__CONSIGNES__.
a - Indiquez si chaque affirmation ci-dessous concorde avec l’extrait sur la grue SOMDEL, en répondant par oui ou non et en citant les mots décisifs : (i) la grue a été mise en service à Dunkerque en septembre 1976 ; (ii) la DCAN de Cherbourg a racheté la grue pour plus de 5 MF ; (iii) la grue atteint 120 m de haut.
b - D’après l’extrait sur la grue SOMDEL, répondez aux questions suivantes :
(i) De quelles couleurs est la grande grue qui domine l’arsenal ?
(ii) En quelle année les Chantiers de France-DUNKERQUE sont-ils devenus NORMED DUNKERQUE ?
(iii) Dans quelle ville se trouvait l’usine DELATTRE-LEVIVIER ?
c - Recopiez le passage de l’extrait sur la grue SOMDEL qui commence par « 1 Introduction, une » et s’arrête après « a hautement contribué. ». Remplacez-y « patrimoine maritime » par « patrimoine portuaire ».

Publié par : marcletourps | 3 mars 2011

Un amer rouge pour les bateaux noirs

par Richard Nguyen Huu (autrefois dit Long)
le 2 mars 2011

 

Un amer rouge pour les bateaux noirs

 

 

 

Cette
présentation imagée est consacrée à la grande grue bleue et rouge dominant l’arsenal, ainsi qu’aux
bateaux construits depuis son arrivée à Cherbourg, d’où le titre de cette communication. Le sujet traité aujourd’hui étend à un
objet contemporain le domaine de l’article 1 de nos statuts[1].

 

 

 

1 Introduction, une grande ch’ti nommée SOMDEL

 

 

 

Présente dans le paysage cherbourgeois
depuis 1989 du haut de ses 85 m, la grue de 120 T est un amer récent de notre
patrimoine maritime dont la brève histoire va vous être contée ici, avec celles
des bateaux noirs à la construction desquels cet outil a hautement contribué.
Pour expliciter le terme d’amer, connu de nous tous mais pas forcément de ceux
qui liront cette communication sur notre site, je reprendrai
l’introduction  de ma première
communication faite ici en 2002.

 

De
même que les flèches des cathédrales permettaient au voyageur en quête d’un
gîte et d’un couvert de se diriger vers la cité, de même les flèches des grues
les plus hautes ont souvent servi d’amers aux navigateurs, surtout lorsqu’ils
étaient pressés de faire caréner des coques usagées. Ces immenses machines font
partie du patrimoine industriel des établissements qui les utilisent pour
construire et réparer de grands navires.

 

Cette grande grue que nous voyons dominer notre
arsenal depuis 1989 provient des Chantiers de France-DUNKERQUE devenus
NORMED DUNKERQUE en 1982[2],
NORMED regroupant le Nord et la
Méditerranée. Cette
grue a été mise en service dans les dernières années fastes du chantier
dunkerquois en septembre 1976. On peut la voir ici sur son site d’origine en 1984
(1-photo NORMED 1984), 2 ans avant que le dernier navire soit lancé par ce
chantier. Son nom, SOMDEL, que nous utiliserons ici, provient de  l’abréviation de SOM-DELATTRE raison sociale
résultant de l’intégration au sein du groupe allemand PHB WESERHÜTTE de l’usine
DELATTRE-LEVIVIER à Valenciennes, située dans le nord comme chacun sait.

 

En 1988, la liquidation judiciaire des
chantiers NORMED a permis à la DCAN de Cherbourg de racheter cette grue pour un peu
moins de 5 MF de l’époque. Il fallait alors pouvoir disposer d’un outillage
répondant aux besoins des manutentions à effectuer lors des opérations
d’achèvement du TRIOMPHANT et de ses frères de la nouvelle génération.

__DONNÉES__.
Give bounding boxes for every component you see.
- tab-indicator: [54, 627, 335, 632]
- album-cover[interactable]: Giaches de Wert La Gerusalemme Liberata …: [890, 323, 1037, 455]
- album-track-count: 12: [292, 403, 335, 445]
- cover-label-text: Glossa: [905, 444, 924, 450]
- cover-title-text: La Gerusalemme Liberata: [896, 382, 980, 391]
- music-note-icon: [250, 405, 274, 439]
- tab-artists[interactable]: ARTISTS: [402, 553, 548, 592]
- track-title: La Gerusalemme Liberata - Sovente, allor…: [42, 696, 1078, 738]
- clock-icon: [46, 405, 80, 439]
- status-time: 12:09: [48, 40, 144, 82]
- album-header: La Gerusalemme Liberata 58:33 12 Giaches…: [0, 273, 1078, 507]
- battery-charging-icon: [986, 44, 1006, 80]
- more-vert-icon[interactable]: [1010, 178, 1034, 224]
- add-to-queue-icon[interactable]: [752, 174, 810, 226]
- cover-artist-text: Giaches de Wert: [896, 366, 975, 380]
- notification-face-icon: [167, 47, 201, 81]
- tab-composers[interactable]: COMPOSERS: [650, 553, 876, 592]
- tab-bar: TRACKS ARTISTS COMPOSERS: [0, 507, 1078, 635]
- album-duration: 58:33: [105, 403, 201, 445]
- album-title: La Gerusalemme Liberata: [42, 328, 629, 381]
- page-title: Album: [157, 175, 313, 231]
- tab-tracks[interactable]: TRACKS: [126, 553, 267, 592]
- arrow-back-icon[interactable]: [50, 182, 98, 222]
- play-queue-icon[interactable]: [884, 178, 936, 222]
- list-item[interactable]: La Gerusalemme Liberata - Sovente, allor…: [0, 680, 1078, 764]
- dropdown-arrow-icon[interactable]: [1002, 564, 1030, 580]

__CORRIGÉ__.
a -
(i) Oui : « grue a été mise en service dans les dernières années fastes du chantier dunkerquois en septembre 1976 »
(ii) Non : « pour un peu moins de 5 MF de l’époque »
(iii) Non : « du haut de ses 85 m »

b -
(i) Bleue et rouge.
(ii) En 1982.
(iii) À Valenciennes.

c -
1 Introduction, une grande ch’ti nommée SOMDEL

 

 

 

Présente dans le paysage cherbourgeois
depuis 1989 du haut de ses 85 m, la grue de 120 T est un amer récent de notre
patrimoine portuaire dont la brève histoire va vous être contée ici, avec celles
des bateaux noirs à la construction desquels cet outil a hautement contribué.